* _AIM OF THE TASK_: Locate the line that contains "Convert this document image to plain text.". Retype it and every line after it to the end of the records, exactly, but not the pictures.

(A block of data)
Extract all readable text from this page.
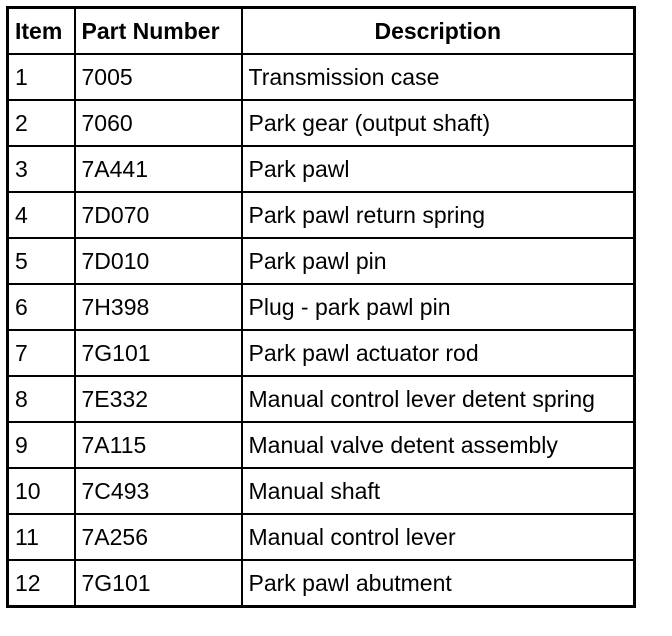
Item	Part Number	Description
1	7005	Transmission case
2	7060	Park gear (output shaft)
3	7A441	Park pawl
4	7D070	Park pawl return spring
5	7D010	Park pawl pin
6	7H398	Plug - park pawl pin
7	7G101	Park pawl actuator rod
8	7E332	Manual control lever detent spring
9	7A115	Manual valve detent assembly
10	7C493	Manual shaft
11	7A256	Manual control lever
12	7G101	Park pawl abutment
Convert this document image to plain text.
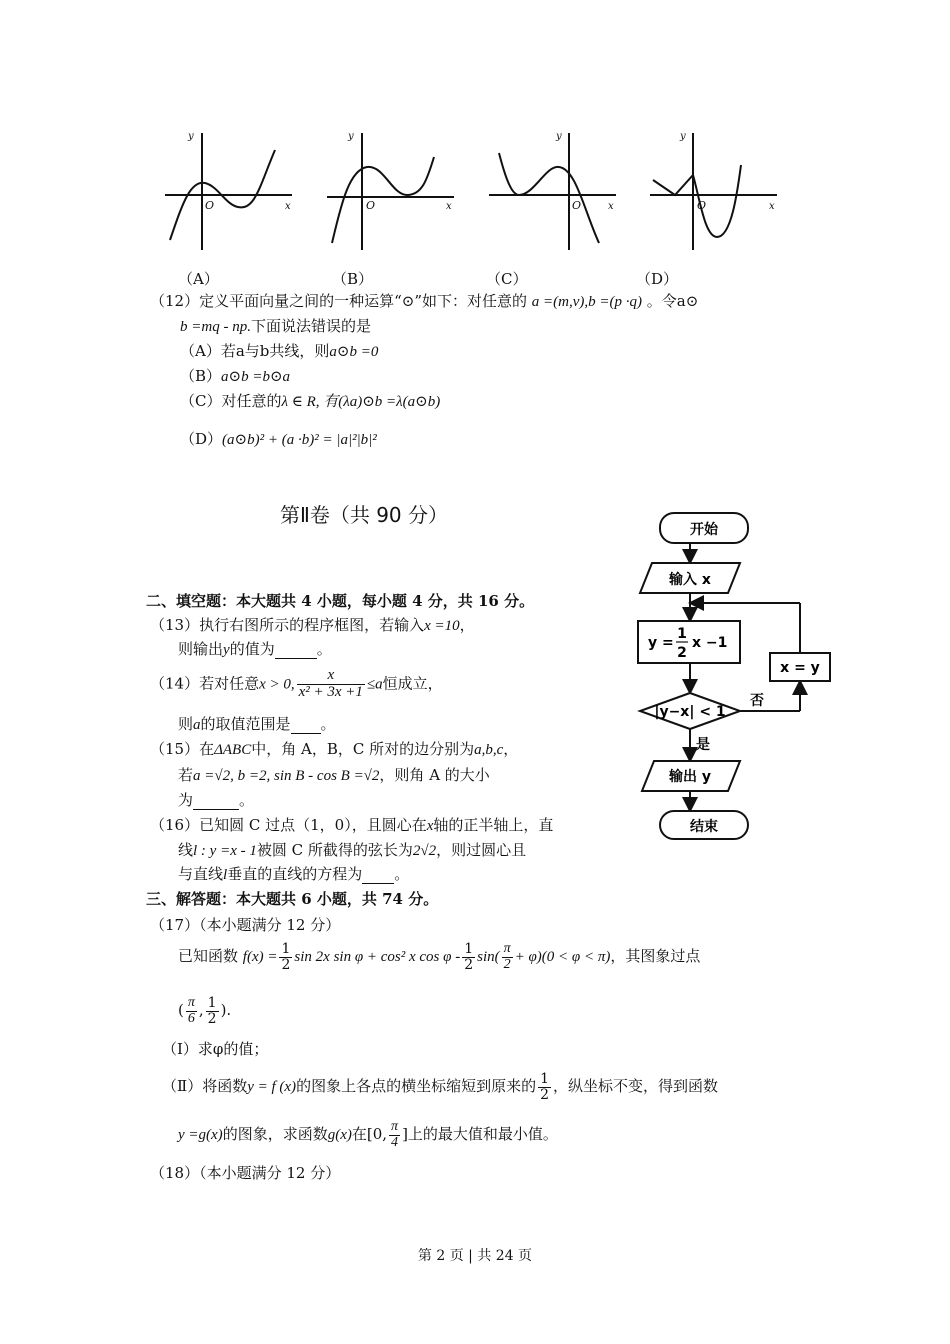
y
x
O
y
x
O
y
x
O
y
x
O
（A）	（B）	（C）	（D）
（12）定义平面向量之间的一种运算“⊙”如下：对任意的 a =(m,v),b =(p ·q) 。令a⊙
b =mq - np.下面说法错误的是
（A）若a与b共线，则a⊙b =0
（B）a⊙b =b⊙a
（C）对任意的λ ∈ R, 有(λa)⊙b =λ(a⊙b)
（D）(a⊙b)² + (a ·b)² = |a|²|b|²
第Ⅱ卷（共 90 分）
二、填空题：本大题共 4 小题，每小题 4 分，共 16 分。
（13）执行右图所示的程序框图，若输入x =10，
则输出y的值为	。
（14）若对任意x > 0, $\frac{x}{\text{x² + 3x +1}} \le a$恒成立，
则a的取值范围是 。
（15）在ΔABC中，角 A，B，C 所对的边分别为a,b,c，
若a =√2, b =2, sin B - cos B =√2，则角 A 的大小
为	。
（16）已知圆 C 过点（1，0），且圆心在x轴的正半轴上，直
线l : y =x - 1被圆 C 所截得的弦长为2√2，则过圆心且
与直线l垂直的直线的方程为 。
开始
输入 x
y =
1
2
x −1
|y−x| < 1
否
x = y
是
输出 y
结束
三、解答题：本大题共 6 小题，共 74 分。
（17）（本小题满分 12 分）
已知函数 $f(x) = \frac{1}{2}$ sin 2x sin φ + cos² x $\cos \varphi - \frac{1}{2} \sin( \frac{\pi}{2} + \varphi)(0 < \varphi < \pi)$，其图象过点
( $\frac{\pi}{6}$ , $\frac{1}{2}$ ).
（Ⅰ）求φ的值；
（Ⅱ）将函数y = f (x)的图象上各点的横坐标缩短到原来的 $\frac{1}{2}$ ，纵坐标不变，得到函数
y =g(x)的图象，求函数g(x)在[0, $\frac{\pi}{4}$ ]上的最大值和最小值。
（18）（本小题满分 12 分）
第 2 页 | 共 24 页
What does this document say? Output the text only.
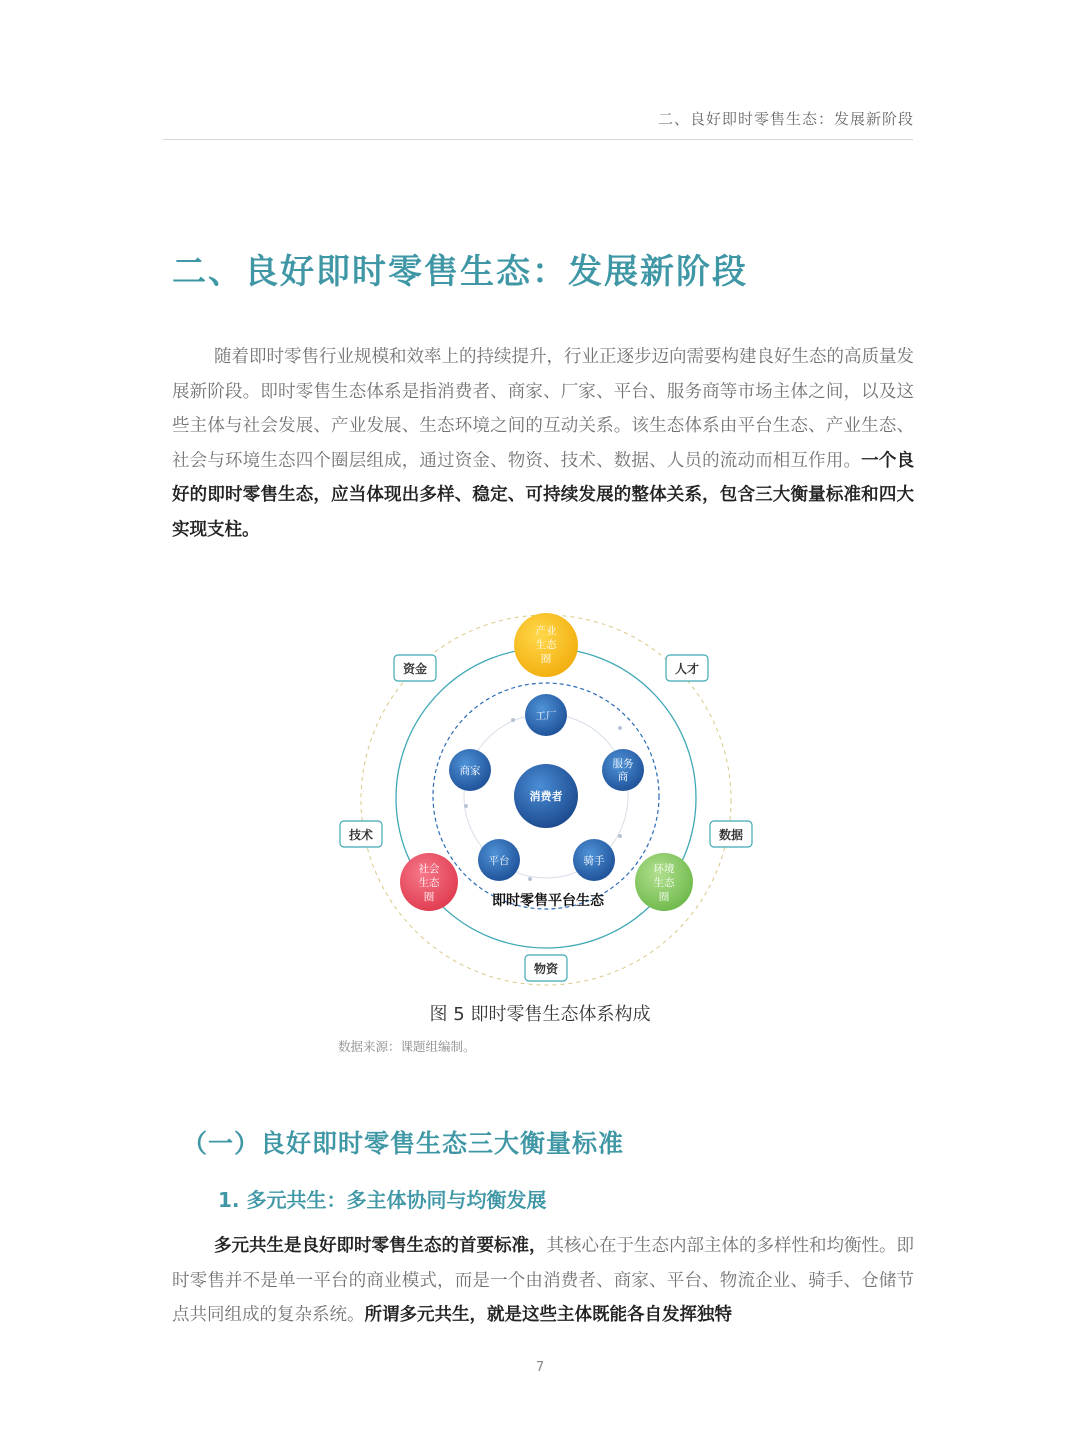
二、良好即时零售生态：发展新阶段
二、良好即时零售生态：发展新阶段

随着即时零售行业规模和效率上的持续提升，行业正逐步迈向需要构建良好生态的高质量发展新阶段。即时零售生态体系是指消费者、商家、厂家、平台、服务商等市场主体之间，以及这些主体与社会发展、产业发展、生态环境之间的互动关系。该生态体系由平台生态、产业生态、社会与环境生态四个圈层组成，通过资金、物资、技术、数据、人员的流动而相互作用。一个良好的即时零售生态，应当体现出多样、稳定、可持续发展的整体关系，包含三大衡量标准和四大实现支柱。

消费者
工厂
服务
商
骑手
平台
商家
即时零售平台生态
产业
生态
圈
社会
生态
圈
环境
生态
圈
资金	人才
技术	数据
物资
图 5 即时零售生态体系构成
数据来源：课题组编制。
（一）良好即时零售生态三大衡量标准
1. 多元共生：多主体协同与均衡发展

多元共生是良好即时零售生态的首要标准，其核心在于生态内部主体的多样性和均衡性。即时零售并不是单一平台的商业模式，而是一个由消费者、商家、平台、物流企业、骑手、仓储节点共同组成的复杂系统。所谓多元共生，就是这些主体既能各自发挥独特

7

* _CORRECT RESPONSE_:
Convert this document image to plain text.
y
x
O
y
x
O
y
x
O
y
x
O
（A）	（B）	（C）	（D）
（12）定义平面向量之间的一种运算“⊙”如下：对任意的 a =(m,v),b =(p ·q) 。令a⊙
b =mq - np.下面说法错误的是
（A）若a与b共线，则a⊙b =0
（B）a⊙b =b⊙a
（C）对任意的λ ∈ R, 有(λa)⊙b =λ(a⊙b)
（D）(a⊙b)² + (a ·b)² = |a|²|b|²
第Ⅱ卷（共 90 分）
二、填空题：本大题共 4 小题，每小题 4 分，共 16 分。
（13）执行右图所示的程序框图，若输入x =10，
则输出y的值为	。
（14）若对任意x > 0, $\frac{x}{\text{x² + 3x +1}} \le a$恒成立，
则a的取值范围是 。
（15）在ΔABC中，角 A，B，C 所对的边分别为a,b,c，
若a =√2, b =2, sin B - cos B =√2，则角 A 的大小
为	。
（16）已知圆 C 过点（1，0），且圆心在x轴的正半轴上，直
线l : y =x - 1被圆 C 所截得的弦长为2√2，则过圆心且
与直线l垂直的直线的方程为 。
开始
输入 x
y =
1
2
x −1
|y−x| < 1
否
x = y
是
输出 y
结束
三、解答题：本大题共 6 小题，共 74 分。
（17）（本小题满分 12 分）
已知函数 $f(x) = \frac{1}{2}$ sin 2x sin φ + cos² x $\cos \varphi - \frac{1}{2} \sin( \frac{\pi}{2} + \varphi)(0 < \varphi < \pi)$，其图象过点
( $\frac{\pi}{6}$ , $\frac{1}{2}$ ).
（Ⅰ）求φ的值；
（Ⅱ）将函数y = f (x)的图象上各点的横坐标缩短到原来的 $\frac{1}{2}$ ，纵坐标不变，得到函数
y =g(x)的图象，求函数g(x)在[0, $\frac{\pi}{4}$ ]上的最大值和最小值。
（18）（本小题满分 12 分）
第 2 页 | 共 24 页
What does this document say? Output the text only.
二、良好即时零售生态：发展新阶段
二、良好即时零售生态：发展新阶段

随着即时零售行业规模和效率上的持续提升，行业正逐步迈向需要构建良好生态的高质量发展新阶段。即时零售生态体系是指消费者、商家、厂家、平台、服务商等市场主体之间，以及这些主体与社会发展、产业发展、生态环境之间的互动关系。该生态体系由平台生态、产业生态、社会与环境生态四个圈层组成，通过资金、物资、技术、数据、人员的流动而相互作用。一个良好的即时零售生态，应当体现出多样、稳定、可持续发展的整体关系，包含三大衡量标准和四大实现支柱。

消费者
工厂
服务
商
骑手
平台
商家
即时零售平台生态
产业
生态
圈
社会
生态
圈
环境
生态
圈
资金	人才
技术	数据
物资
图 5 即时零售生态体系构成
数据来源：课题组编制。
（一）良好即时零售生态三大衡量标准
1. 多元共生：多主体协同与均衡发展

多元共生是良好即时零售生态的首要标准，其核心在于生态内部主体的多样性和均衡性。即时零售并不是单一平台的商业模式，而是一个由消费者、商家、平台、物流企业、骑手、仓储节点共同组成的复杂系统。所谓多元共生，就是这些主体既能各自发挥独特

7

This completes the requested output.